EXERCISE DESCRIPTION: Take every line that has the string "JSON" and copy it out.

INFORMATION SHOWN:
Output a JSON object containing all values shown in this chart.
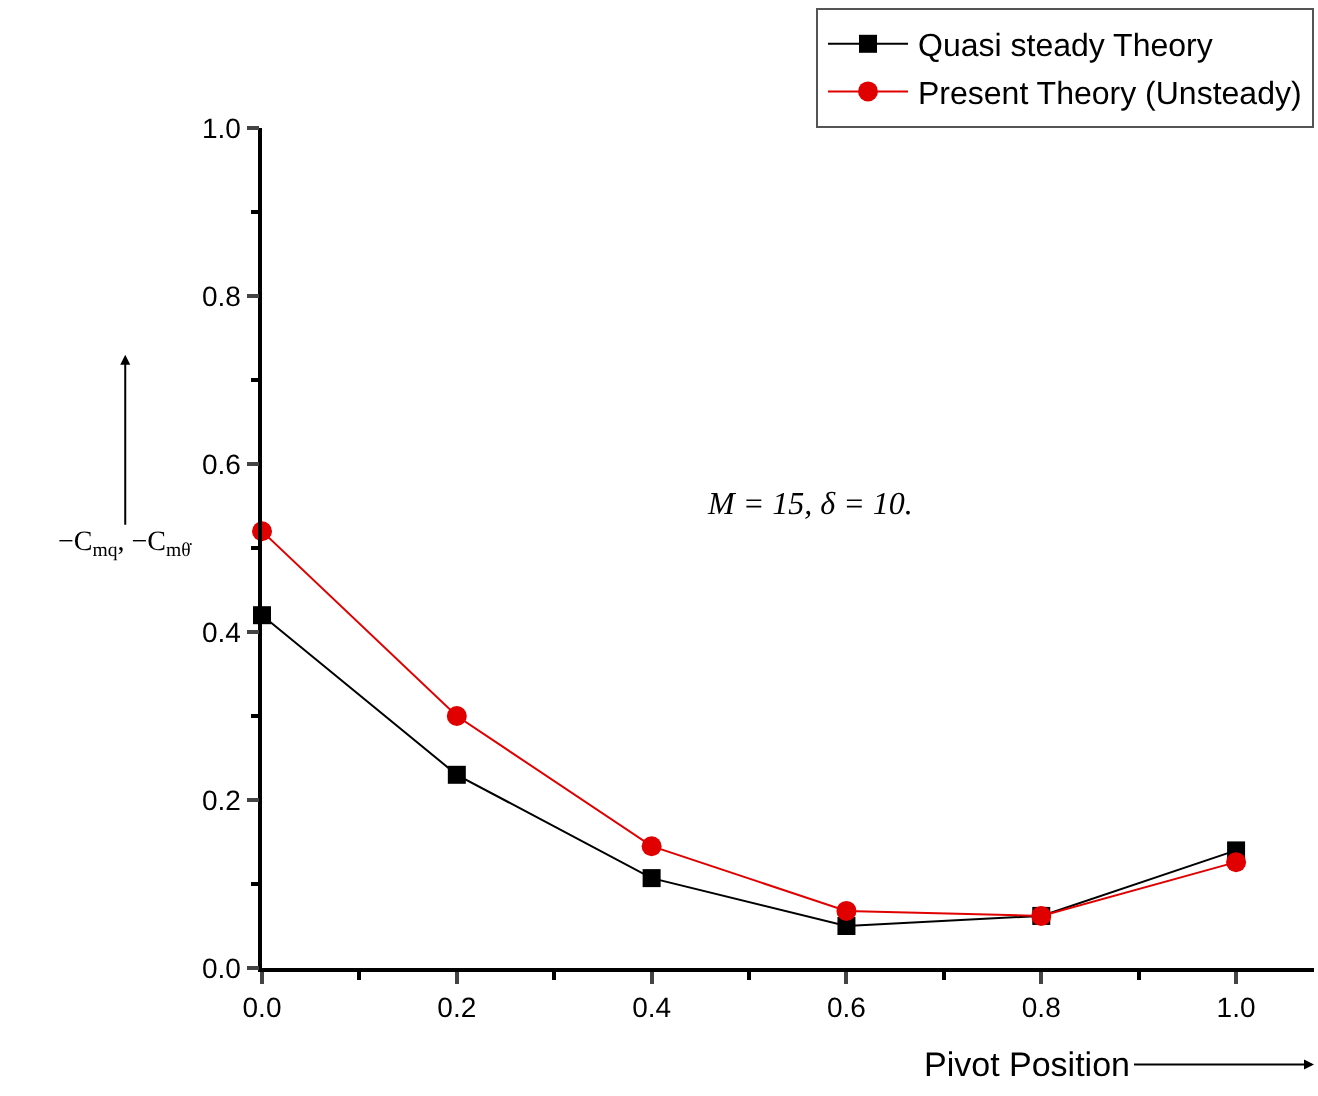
{
  "chart_data": {
    "type": "line",
    "xlabel": "Pivot Position",
    "ylabel": "−C$_{mq}$, −C$_{mθ̇}$",
    "annotations": [
      "M = 15, δ = 10."
    ],
    "x": [
      0.0,
      0.2,
      0.4,
      0.6,
      0.8,
      1.0
    ],
    "series": [
      {
        "name": "Quasi steady Theory",
        "color": "#000000",
        "marker": "square",
        "values": [
          0.42,
          0.23,
          0.107,
          0.05,
          0.062,
          0.14
        ]
      },
      {
        "name": "Present Theory (Unsteady)",
        "color": "#e00000",
        "marker": "circle",
        "values": [
          0.52,
          0.3,
          0.145,
          0.068,
          0.062,
          0.126
        ]
      }
    ],
    "xlim": [
      0,
      1.08
    ],
    "xticks": [
      {
        "value": 0.0,
        "label": "0.0"
      },
      {
        "value": 0.2,
        "label": "0.2"
      },
      {
        "value": 0.4,
        "label": "0.4"
      },
      {
        "value": 0.6,
        "label": "0.6"
      },
      {
        "value": 0.8,
        "label": "0.8"
      },
      {
        "value": 1.0,
        "label": "1.0"
      }
    ],
    "ylim": [
      0,
      1.0
    ],
    "yticks": [
      {
        "value": 0.0,
        "label": "0.0"
      },
      {
        "value": 0.2,
        "label": "0.2"
      },
      {
        "value": 0.4,
        "label": "0.4"
      },
      {
        "value": 0.6,
        "label": "0.6"
      },
      {
        "value": 0.8,
        "label": "0.8"
      },
      {
        "value": 1.0,
        "label": "1.0"
      }
    ],
    "grid": false,
    "legend": "top right",
    "line_style": "solid"
  }
}
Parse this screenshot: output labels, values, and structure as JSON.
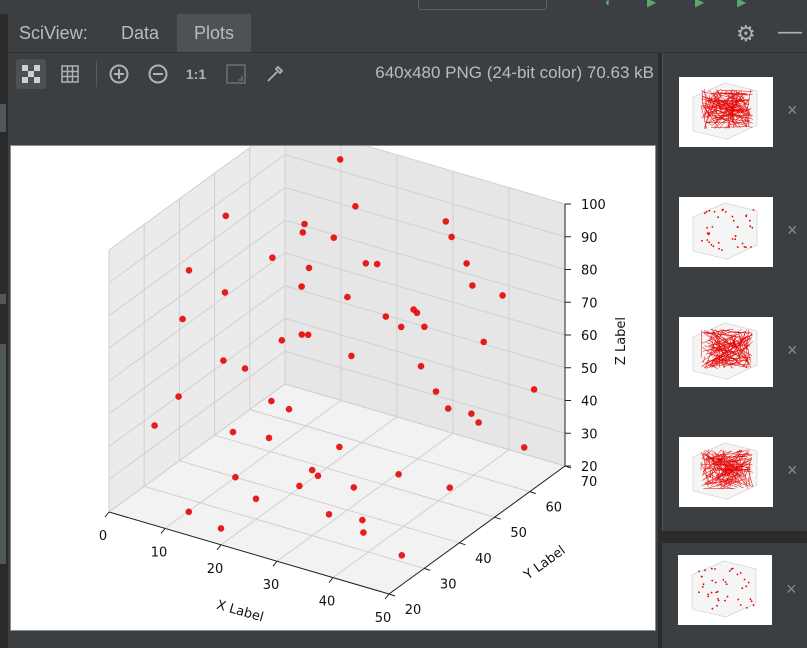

ANSWER:
Output a JSON object containing all values shown in this chart.
Parse this screenshot: output labels, values, and structure as JSON.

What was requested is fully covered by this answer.